» **TASK STATEMENT**:
Skip every image and restate the data word for word.

━━━━━ DATASET CONTENT ━━━━━

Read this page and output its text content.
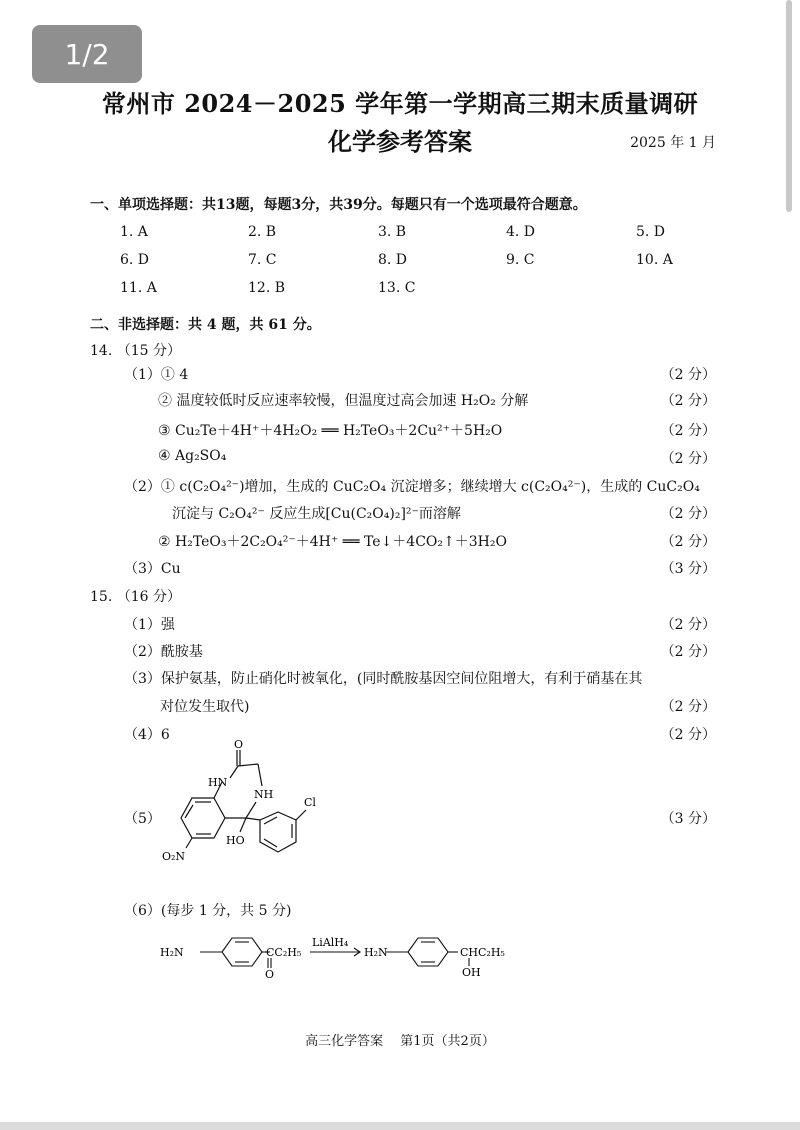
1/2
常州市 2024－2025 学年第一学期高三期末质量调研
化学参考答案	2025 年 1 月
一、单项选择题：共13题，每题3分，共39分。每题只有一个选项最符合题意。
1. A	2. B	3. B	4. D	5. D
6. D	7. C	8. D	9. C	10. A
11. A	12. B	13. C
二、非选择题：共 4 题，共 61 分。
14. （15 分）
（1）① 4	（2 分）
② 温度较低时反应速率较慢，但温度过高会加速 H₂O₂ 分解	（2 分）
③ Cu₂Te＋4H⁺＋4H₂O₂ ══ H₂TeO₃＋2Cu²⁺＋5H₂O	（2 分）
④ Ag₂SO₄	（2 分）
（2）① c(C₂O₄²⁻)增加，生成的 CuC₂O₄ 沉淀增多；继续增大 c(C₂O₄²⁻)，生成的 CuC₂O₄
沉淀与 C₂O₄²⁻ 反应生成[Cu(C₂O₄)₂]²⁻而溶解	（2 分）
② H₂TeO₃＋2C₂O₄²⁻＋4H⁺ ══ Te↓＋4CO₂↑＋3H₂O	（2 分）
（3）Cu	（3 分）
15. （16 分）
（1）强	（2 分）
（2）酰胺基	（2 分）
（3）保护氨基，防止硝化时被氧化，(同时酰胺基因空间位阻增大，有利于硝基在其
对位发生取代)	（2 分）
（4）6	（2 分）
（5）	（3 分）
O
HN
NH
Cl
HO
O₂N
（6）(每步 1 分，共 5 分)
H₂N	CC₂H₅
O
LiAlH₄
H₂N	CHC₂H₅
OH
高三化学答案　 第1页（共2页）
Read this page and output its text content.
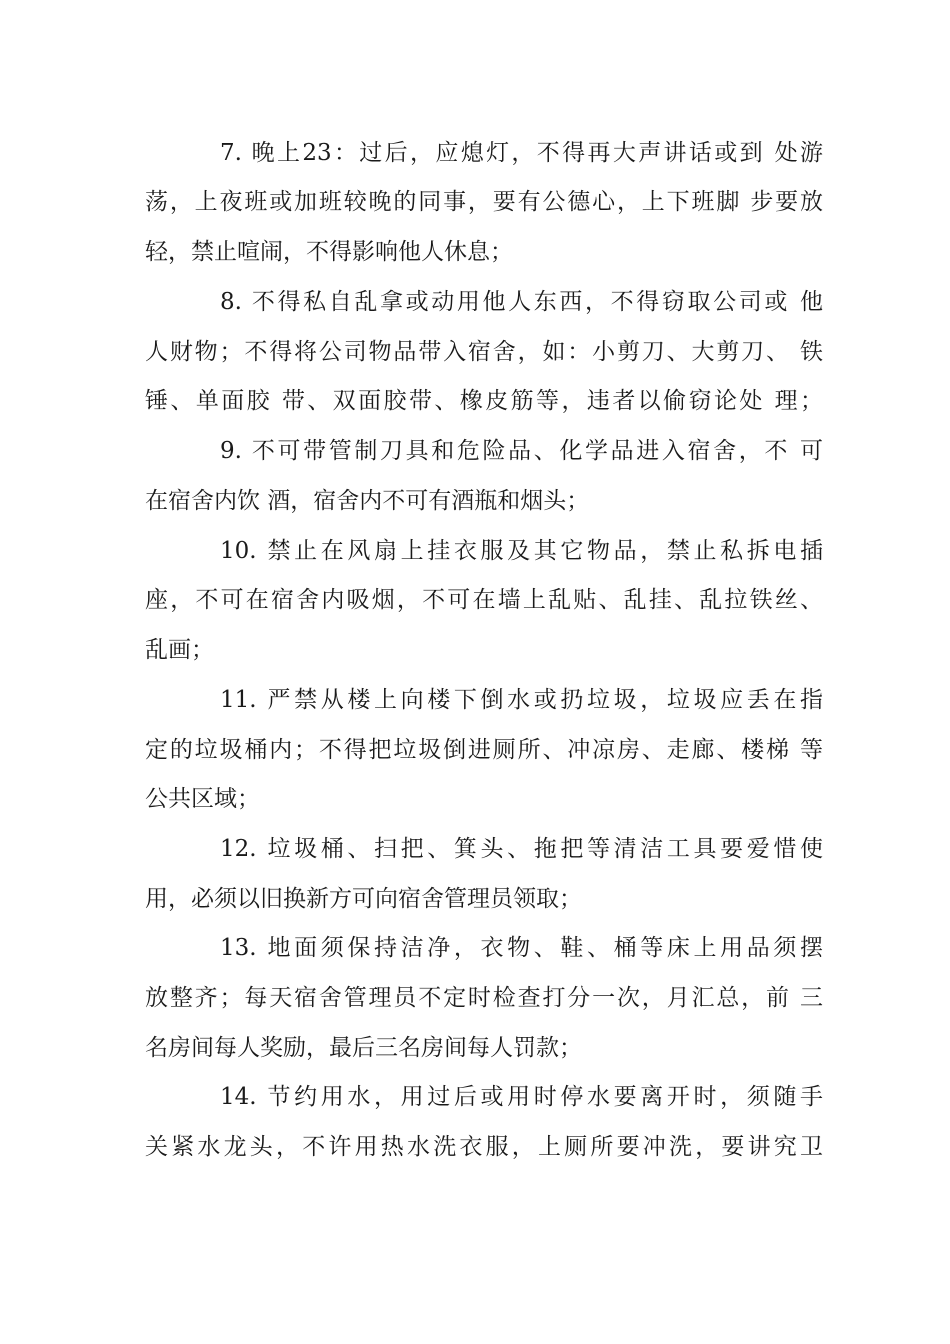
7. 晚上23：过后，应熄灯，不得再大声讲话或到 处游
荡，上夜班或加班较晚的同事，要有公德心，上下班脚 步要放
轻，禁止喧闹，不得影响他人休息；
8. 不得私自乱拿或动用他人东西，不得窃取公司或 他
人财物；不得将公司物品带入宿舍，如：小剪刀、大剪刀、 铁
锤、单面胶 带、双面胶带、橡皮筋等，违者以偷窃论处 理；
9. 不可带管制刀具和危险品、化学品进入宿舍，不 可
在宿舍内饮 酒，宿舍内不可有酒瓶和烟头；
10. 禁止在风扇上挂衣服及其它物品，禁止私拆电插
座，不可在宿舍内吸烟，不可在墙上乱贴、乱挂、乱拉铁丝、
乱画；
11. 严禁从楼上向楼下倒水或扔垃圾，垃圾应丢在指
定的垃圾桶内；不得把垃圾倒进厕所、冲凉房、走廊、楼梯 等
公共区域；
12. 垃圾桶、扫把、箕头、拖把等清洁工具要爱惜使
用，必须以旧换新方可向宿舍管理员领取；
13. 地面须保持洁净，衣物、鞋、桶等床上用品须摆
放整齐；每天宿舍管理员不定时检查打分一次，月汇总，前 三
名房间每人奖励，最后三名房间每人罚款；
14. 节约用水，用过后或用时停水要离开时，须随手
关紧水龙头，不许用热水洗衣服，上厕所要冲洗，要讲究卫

━━━━━

» **RESULT OF THIS TASK**:
Read this page and output its text content.
1/2
常州市 2024－2025 学年第一学期高三期末质量调研
化学参考答案	2025 年 1 月
一、单项选择题：共13题，每题3分，共39分。每题只有一个选项最符合题意。
1. A	2. B	3. B	4. D	5. D
6. D	7. C	8. D	9. C	10. A
11. A	12. B	13. C
二、非选择题：共 4 题，共 61 分。
14. （15 分）
（1）① 4	（2 分）
② 温度较低时反应速率较慢，但温度过高会加速 H₂O₂ 分解	（2 分）
③ Cu₂Te＋4H⁺＋4H₂O₂ ══ H₂TeO₃＋2Cu²⁺＋5H₂O	（2 分）
④ Ag₂SO₄	（2 分）
（2）① c(C₂O₄²⁻)增加，生成的 CuC₂O₄ 沉淀增多；继续增大 c(C₂O₄²⁻)，生成的 CuC₂O₄
沉淀与 C₂O₄²⁻ 反应生成[Cu(C₂O₄)₂]²⁻而溶解	（2 分）
② H₂TeO₃＋2C₂O₄²⁻＋4H⁺ ══ Te↓＋4CO₂↑＋3H₂O	（2 分）
（3）Cu	（3 分）
15. （16 分）
（1）强	（2 分）
（2）酰胺基	（2 分）
（3）保护氨基，防止硝化时被氧化，(同时酰胺基因空间位阻增大，有利于硝基在其
对位发生取代)	（2 分）
（4）6	（2 分）
（5）	（3 分）
O
HN
NH
Cl
HO
O₂N
（6）(每步 1 分，共 5 分)
H₂N	CC₂H₅
O
LiAlH₄
H₂N	CHC₂H₅
OH
高三化学答案　 第1页（共2页）
Read this page and output its text content.
7. 晚上23：过后，应熄灯，不得再大声讲话或到 处游
荡，上夜班或加班较晚的同事，要有公德心，上下班脚 步要放
轻，禁止喧闹，不得影响他人休息；
8. 不得私自乱拿或动用他人东西，不得窃取公司或 他
人财物；不得将公司物品带入宿舍，如：小剪刀、大剪刀、 铁
锤、单面胶 带、双面胶带、橡皮筋等，违者以偷窃论处 理；
9. 不可带管制刀具和危险品、化学品进入宿舍，不 可
在宿舍内饮 酒，宿舍内不可有酒瓶和烟头；
10. 禁止在风扇上挂衣服及其它物品，禁止私拆电插
座，不可在宿舍内吸烟，不可在墙上乱贴、乱挂、乱拉铁丝、
乱画；
11. 严禁从楼上向楼下倒水或扔垃圾，垃圾应丢在指
定的垃圾桶内；不得把垃圾倒进厕所、冲凉房、走廊、楼梯 等
公共区域；
12. 垃圾桶、扫把、箕头、拖把等清洁工具要爱惜使
用，必须以旧换新方可向宿舍管理员领取；
13. 地面须保持洁净，衣物、鞋、桶等床上用品须摆
放整齐；每天宿舍管理员不定时检查打分一次，月汇总，前 三
名房间每人奖励，最后三名房间每人罚款；
14. 节约用水，用过后或用时停水要离开时，须随手
关紧水龙头，不许用热水洗衣服，上厕所要冲洗，要讲究卫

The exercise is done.